At Garsington, the ‘Orfeo’ of our dreams, and a brilliantly revived ‘Cosi’

Orfeo/Cosi fan tutte

Garsington Opera, Wormsley

The director and designer of Garsington’s new Orfeo – John Caird and Robert Jones – invite their audience to get involved in the ‘immersive artistic experience’ of their show by wearing white apparel, not black-tie. Not enough first-nighters did this for the required effect, but that didn’t detract from the production’s extraordinary power. For this is the Orfeo of our dreams.

No other opera speaks so profoundly about life and death, love and loss. Orfeo and Euridice marry and are deliriously happy; she gets bitten by a snake and dies; armed with his harp, Orfeo follows her to the underworld where he wins her back, then loses her again through a misplaced loving glance; they re-meet in the heavens.

Orfeo -Garsington opera © Julian Guidera© Julian Guidera

Monteverdi’s take on this story is a ritual from start to finish and that’s how it’s presented here, with the orchestra onstage, their interludes covering the scene changes round a rocky pool in a verdant glade, which Paul Pyant’s lighting magically transforms into a menacing Hades.

Every member of music director Laurence Cummings’s English Concert ensemble is also a soloist, as is Cummings himself (on the first night he gallantly left the harpsichord to deliver the aria of a sick singer). The barefoot chorus led by its diminutive star is straight out of a Renaissance painting, figures whirling in wild abandon as they sing with passion fit to burst.

● Data lines:
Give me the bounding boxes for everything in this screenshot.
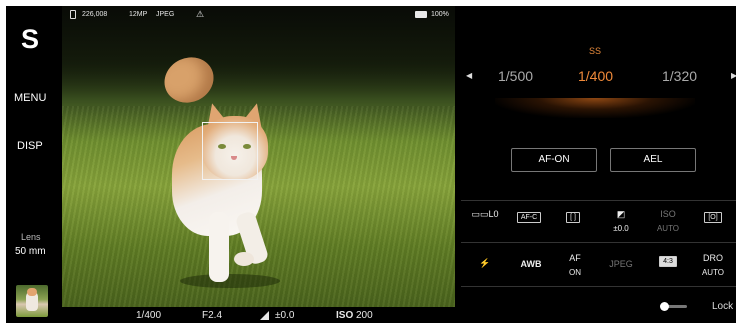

● Exercises to complete:
a: Answer these questions using the review of Garsington's Orfeo:
(i) What were audience members invited to wear instead of black-tie?
(ii) Whose lighting turns the glade into Hades?
(iii) What did Laurence Cummings do on the first night?
b: Carry on the review of Garsington's Orfeo from its last sentence.

● Results for each task:
a:
(i) White apparel.
(ii) Paul Pyant's.
(iii) He left the harpsichord to sing the aria of a sick singer.

b:
But the chief glory of this performance lies in the soloists spinning their poetry amid perfumed echoes on violins, plucked strings, and winds. As the incarnation of music, Claire Lees ringingly heralds the action, while Diana Montague’s Messenger announces the tragedy with a terrible finality; Lauren Joyanne Morris’s persuasive Persephone and Ossian Huskinson’s basso profundo Pluto hold court with grave authority; Frazer Scott’s black-toned ferryman Charon makes an ideal foil to Ed Lyon’s luminous Orfeo.

Orfeo - Garsington opera © Julian Guidera© Julian Guidera

Lyon’s messa di voce – a Baroque technique whereby single notes become subtle displays of vocal virtuosity – is intensely expressive as he deploys it on his journey from joy, to grief-stricken collapse, to anger, and finally celestial triumph. His long solo in Act Two keeps us spellbound, and the physicality of his performance anchors the whole show. This fabulous production absolutely must be filmed. ★★★★★

Meanwhile John Cox has revived his Garsington production of Cosi fan tutte, and what a relief to have this bitter tragicomedy shorn of the usual fake topicality. Cox sets it in a hotel on the French Riviera during the First World War, and he simply encourages his increasingly unhappy characters tear each other – and themselves – to shreds.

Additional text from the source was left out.